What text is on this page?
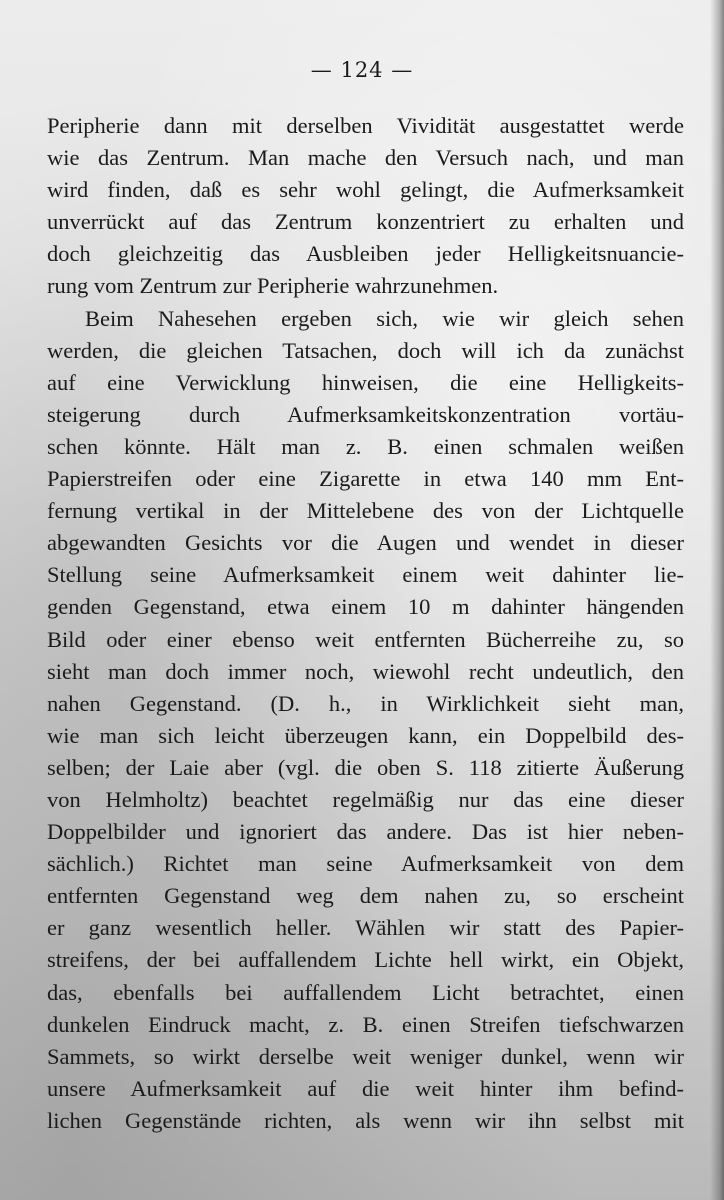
— 124 —
Peripherie dann mit derselben Vividität ausgestattet werde
wie das Zentrum. Man mache den Versuch nach, und man
wird finden, daß es sehr wohl gelingt, die Aufmerksamkeit
unverrückt auf das Zentrum konzentriert zu erhalten und
doch gleichzeitig das Ausbleiben jeder Helligkeitsnuancie-
rung vom Zentrum zur Peripherie wahrzunehmen.
Beim Nahesehen ergeben sich, wie wir gleich sehen
werden, die gleichen Tatsachen, doch will ich da zunächst
auf eine Verwicklung hinweisen, die eine Helligkeits-
steigerung durch Aufmerksamkeitskonzentration vortäu-
schen könnte. Hält man z. B. einen schmalen weißen
Papierstreifen oder eine Zigarette in etwa 140 mm Ent-
fernung vertikal in der Mittelebene des von der Lichtquelle
abgewandten Gesichts vor die Augen und wendet in dieser
Stellung seine Aufmerksamkeit einem weit dahinter lie-
genden Gegenstand, etwa einem 10 m dahinter hängenden
Bild oder einer ebenso weit entfernten Bücherreihe zu, so
sieht man doch immer noch, wiewohl recht undeutlich, den
nahen Gegenstand. (D. h., in Wirklichkeit sieht man,
wie man sich leicht überzeugen kann, ein Doppelbild des-
selben; der Laie aber (vgl. die oben S. 118 zitierte Äußerung
von Helmholtz) beachtet regelmäßig nur das eine dieser
Doppelbilder und ignoriert das andere. Das ist hier neben-
sächlich.) Richtet man seine Aufmerksamkeit von dem
entfernten Gegenstand weg dem nahen zu, so erscheint
er ganz wesentlich heller. Wählen wir statt des Papier-
streifens, der bei auffallendem Lichte hell wirkt, ein Objekt,
das, ebenfalls bei auffallendem Licht betrachtet, einen
dunkelen Eindruck macht, z. B. einen Streifen tiefschwarzen
Sammets, so wirkt derselbe weit weniger dunkel, wenn wir
unsere Aufmerksamkeit auf die weit hinter ihm befind-
lichen Gegenstände richten, als wenn wir ihn selbst mit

REQUIREMENTS
Copy out all the records exactly, excluding pictures.

COMPLETED EXERCISE
What text is on this page?
— 124 —
Peripherie dann mit derselben Vividität ausgestattet werde
wie das Zentrum. Man mache den Versuch nach, und man
wird finden, daß es sehr wohl gelingt, die Aufmerksamkeit
unverrückt auf das Zentrum konzentriert zu erhalten und
doch gleichzeitig das Ausbleiben jeder Helligkeitsnuancie-
rung vom Zentrum zur Peripherie wahrzunehmen.
Beim Nahesehen ergeben sich, wie wir gleich sehen
werden, die gleichen Tatsachen, doch will ich da zunächst
auf eine Verwicklung hinweisen, die eine Helligkeits-
steigerung durch Aufmerksamkeitskonzentration vortäu-
schen könnte. Hält man z. B. einen schmalen weißen
Papierstreifen oder eine Zigarette in etwa 140 mm Ent-
fernung vertikal in der Mittelebene des von der Lichtquelle
abgewandten Gesichts vor die Augen und wendet in dieser
Stellung seine Aufmerksamkeit einem weit dahinter lie-
genden Gegenstand, etwa einem 10 m dahinter hängenden
Bild oder einer ebenso weit entfernten Bücherreihe zu, so
sieht man doch immer noch, wiewohl recht undeutlich, den
nahen Gegenstand. (D. h., in Wirklichkeit sieht man,
wie man sich leicht überzeugen kann, ein Doppelbild des-
selben; der Laie aber (vgl. die oben S. 118 zitierte Äußerung
von Helmholtz) beachtet regelmäßig nur das eine dieser
Doppelbilder und ignoriert das andere. Das ist hier neben-
sächlich.) Richtet man seine Aufmerksamkeit von dem
entfernten Gegenstand weg dem nahen zu, so erscheint
er ganz wesentlich heller. Wählen wir statt des Papier-
streifens, der bei auffallendem Lichte hell wirkt, ein Objekt,
das, ebenfalls bei auffallendem Licht betrachtet, einen
dunkelen Eindruck macht, z. B. einen Streifen tiefschwarzen
Sammets, so wirkt derselbe weit weniger dunkel, wenn wir
unsere Aufmerksamkeit auf die weit hinter ihm befind-
lichen Gegenstände richten, als wenn wir ihn selbst mit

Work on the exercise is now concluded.